Part of a data file:
>>>

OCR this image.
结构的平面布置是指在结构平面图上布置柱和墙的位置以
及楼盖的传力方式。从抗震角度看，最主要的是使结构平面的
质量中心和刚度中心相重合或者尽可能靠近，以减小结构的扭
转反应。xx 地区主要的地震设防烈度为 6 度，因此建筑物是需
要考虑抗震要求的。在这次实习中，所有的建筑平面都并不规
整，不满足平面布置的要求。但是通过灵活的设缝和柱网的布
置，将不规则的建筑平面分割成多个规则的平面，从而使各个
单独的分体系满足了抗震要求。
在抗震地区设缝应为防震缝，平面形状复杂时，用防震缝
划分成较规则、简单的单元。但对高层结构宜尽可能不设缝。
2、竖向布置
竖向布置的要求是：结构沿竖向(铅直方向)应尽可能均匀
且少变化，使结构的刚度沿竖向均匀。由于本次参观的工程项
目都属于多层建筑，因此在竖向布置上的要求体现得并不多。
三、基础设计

<<<

_Given problem_: Take the entries above and transcribe them in full.

_Response to this task_:
OCR this image.
结构的平面布置是指在结构平面图上布置柱和墙的位置以
及楼盖的传力方式。从抗震角度看，最主要的是使结构平面的
质量中心和刚度中心相重合或者尽可能靠近，以减小结构的扭
转反应。xx 地区主要的地震设防烈度为 6 度，因此建筑物是需
要考虑抗震要求的。在这次实习中，所有的建筑平面都并不规
整，不满足平面布置的要求。但是通过灵活的设缝和柱网的布
置，将不规则的建筑平面分割成多个规则的平面，从而使各个
单独的分体系满足了抗震要求。
在抗震地区设缝应为防震缝，平面形状复杂时，用防震缝
划分成较规则、简单的单元。但对高层结构宜尽可能不设缝。
2、竖向布置
竖向布置的要求是：结构沿竖向(铅直方向)应尽可能均匀
且少变化，使结构的刚度沿竖向均匀。由于本次参观的工程项
目都属于多层建筑，因此在竖向布置上的要求体现得并不多。
三、基础设计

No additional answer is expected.